[Extracted records]
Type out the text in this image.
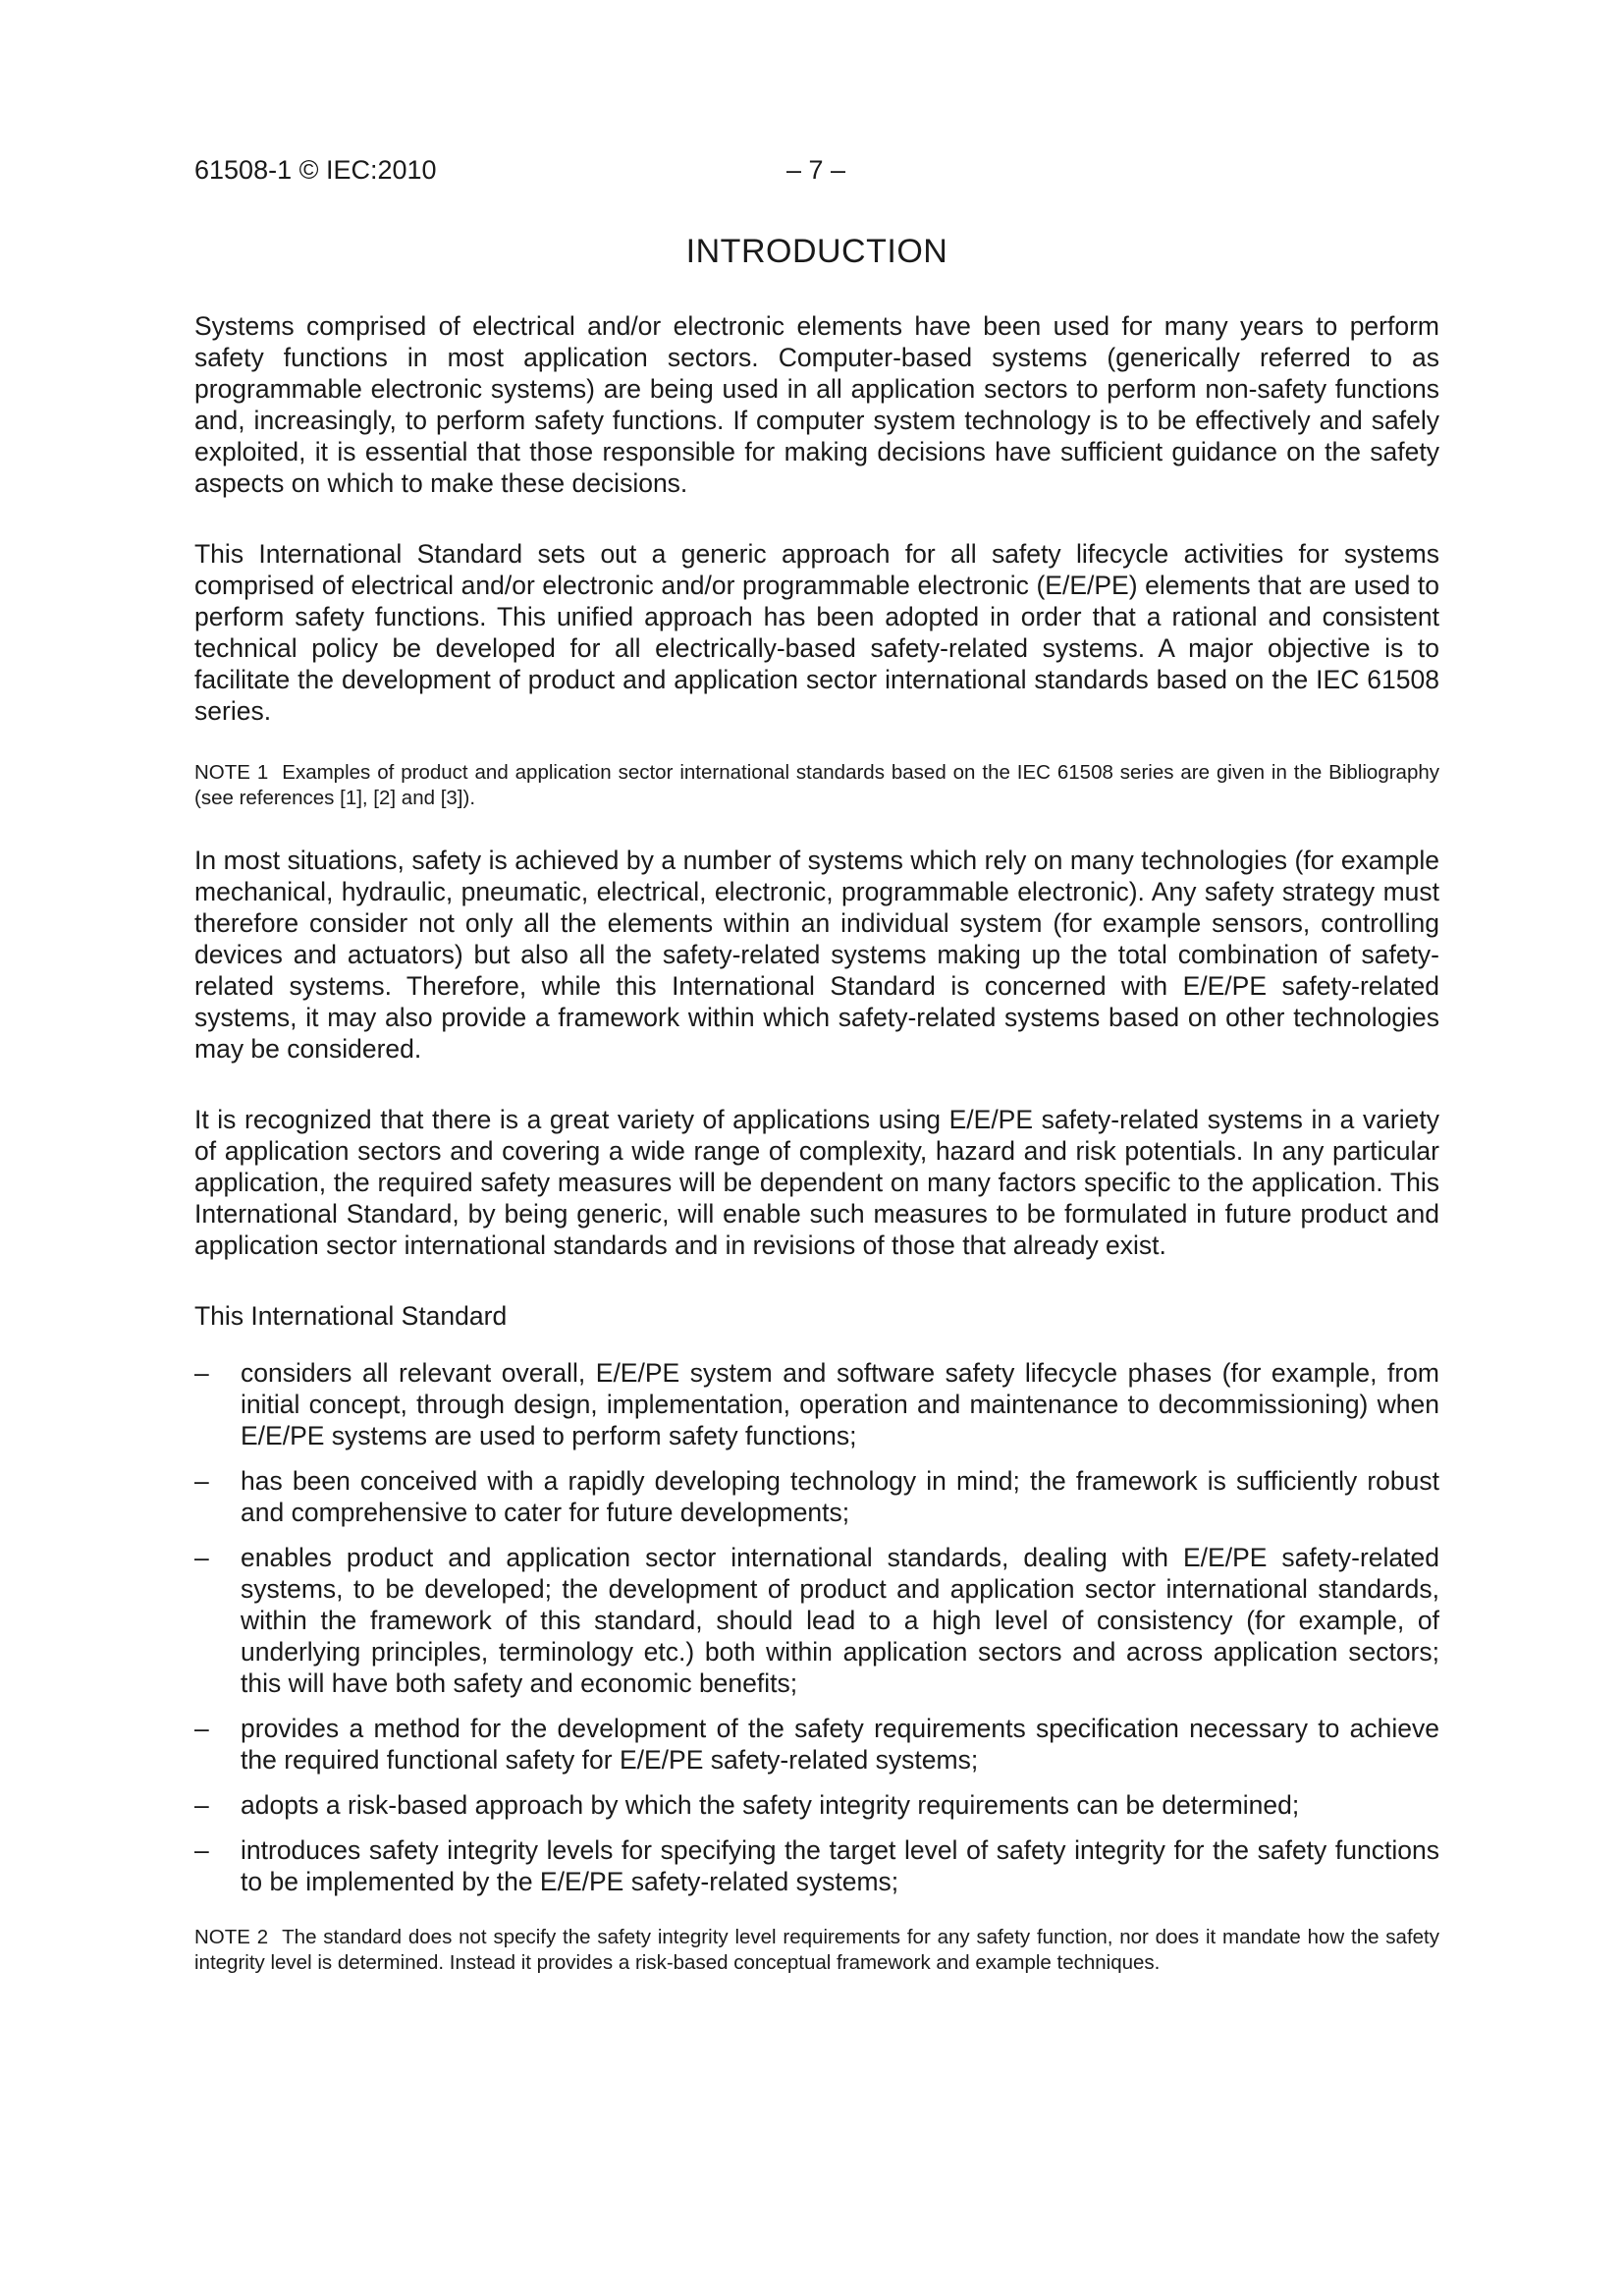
61508-1 © IEC:2010	– 7 –
INTRODUCTION

Systems comprised of electrical and/or electronic elements have been used for many years to perform safety functions in most application sectors. Computer-based systems (generically referred to as programmable electronic systems) are being used in all application sectors to perform non-safety functions and, increasingly, to perform safety functions. If computer system technology is to be effectively and safely exploited, it is essential that those responsible for making decisions have sufficient guidance on the safety aspects on which to make these decisions.

This International Standard sets out a generic approach for all safety lifecycle activities for systems comprised of electrical and/or electronic and/or programmable electronic (E/E/PE) elements that are used to perform safety functions. This unified approach has been adopted in order that a rational and consistent technical policy be developed for all electrically-based safety-related systems. A major objective is to facilitate the development of product and application sector international standards based on the IEC 61508 series.

NOTE 1 Examples of product and application sector international standards based on the IEC 61508 series are given in the Bibliography (see references [1], [2] and [3]).

In most situations, safety is achieved by a number of systems which rely on many technologies (for example mechanical, hydraulic, pneumatic, electrical, electronic, programmable electronic). Any safety strategy must therefore consider not only all the elements within an individual system (for example sensors, controlling devices and actuators) but also all the safety-related systems making up the total combination of safety-related systems. Therefore, while this International Standard is concerned with E/E/PE safety-related systems, it may also provide a framework within which safety-related systems based on other technologies may be considered.

It is recognized that there is a great variety of applications using E/E/PE safety-related systems in a variety of application sectors and covering a wide range of complexity, hazard and risk potentials. In any particular application, the required safety measures will be dependent on many factors specific to the application. This International Standard, by being generic, will enable such measures to be formulated in future product and application sector international standards and in revisions of those that already exist.

This International Standard

– considers all relevant overall, E/E/PE system and software safety lifecycle phases (for example, from initial concept, through design, implementation, operation and maintenance to decommissioning) when E/E/PE systems are used to perform safety functions;
– has been conceived with a rapidly developing technology in mind; the framework is sufficiently robust and comprehensive to cater for future developments;
– enables product and application sector international standards, dealing with E/E/PE safety-related systems, to be developed; the development of product and application sector international standards, within the framework of this standard, should lead to a high level of consistency (for example, of underlying principles, terminology etc.) both within application sectors and across application sectors; this will have both safety and economic benefits;
– provides a method for the development of the safety requirements specification necessary to achieve the required functional safety for E/E/PE safety-related systems;
– adopts a risk-based approach by which the safety integrity requirements can be determined;
– introduces safety integrity levels for specifying the target level of safety integrity for the safety functions to be implemented by the E/E/PE safety-related systems;

NOTE 2 The standard does not specify the safety integrity level requirements for any safety function, nor does it mandate how the safety integrity level is determined. Instead it provides a risk-based conceptual framework and example techniques.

> What needs to be done:
Retype all of the entries exactly as written, leaving out any images.

> Reply to the task:
Type out the text in this image.
61508-1 © IEC:2010	– 7 –
INTRODUCTION

Systems comprised of electrical and/or electronic elements have been used for many years to perform safety functions in most application sectors. Computer-based systems (generically referred to as programmable electronic systems) are being used in all application sectors to perform non-safety functions and, increasingly, to perform safety functions. If computer system technology is to be effectively and safely exploited, it is essential that those responsible for making decisions have sufficient guidance on the safety aspects on which to make these decisions.

This International Standard sets out a generic approach for all safety lifecycle activities for systems comprised of electrical and/or electronic and/or programmable electronic (E/E/PE) elements that are used to perform safety functions. This unified approach has been adopted in order that a rational and consistent technical policy be developed for all electrically-based safety-related systems. A major objective is to facilitate the development of product and application sector international standards based on the IEC 61508 series.

NOTE 1 Examples of product and application sector international standards based on the IEC 61508 series are given in the Bibliography (see references [1], [2] and [3]).

In most situations, safety is achieved by a number of systems which rely on many technologies (for example mechanical, hydraulic, pneumatic, electrical, electronic, programmable electronic). Any safety strategy must therefore consider not only all the elements within an individual system (for example sensors, controlling devices and actuators) but also all the safety-related systems making up the total combination of safety-related systems. Therefore, while this International Standard is concerned with E/E/PE safety-related systems, it may also provide a framework within which safety-related systems based on other technologies may be considered.

It is recognized that there is a great variety of applications using E/E/PE safety-related systems in a variety of application sectors and covering a wide range of complexity, hazard and risk potentials. In any particular application, the required safety measures will be dependent on many factors specific to the application. This International Standard, by being generic, will enable such measures to be formulated in future product and application sector international standards and in revisions of those that already exist.

This International Standard

– considers all relevant overall, E/E/PE system and software safety lifecycle phases (for example, from initial concept, through design, implementation, operation and maintenance to decommissioning) when E/E/PE systems are used to perform safety functions;
– has been conceived with a rapidly developing technology in mind; the framework is sufficiently robust and comprehensive to cater for future developments;
– enables product and application sector international standards, dealing with E/E/PE safety-related systems, to be developed; the development of product and application sector international standards, within the framework of this standard, should lead to a high level of consistency (for example, of underlying principles, terminology etc.) both within application sectors and across application sectors; this will have both safety and economic benefits;
– provides a method for the development of the safety requirements specification necessary to achieve the required functional safety for E/E/PE safety-related systems;
– adopts a risk-based approach by which the safety integrity requirements can be determined;
– introduces safety integrity levels for specifying the target level of safety integrity for the safety functions to be implemented by the E/E/PE safety-related systems;

NOTE 2 The standard does not specify the safety integrity level requirements for any safety function, nor does it mandate how the safety integrity level is determined. Instead it provides a risk-based conceptual framework and example techniques.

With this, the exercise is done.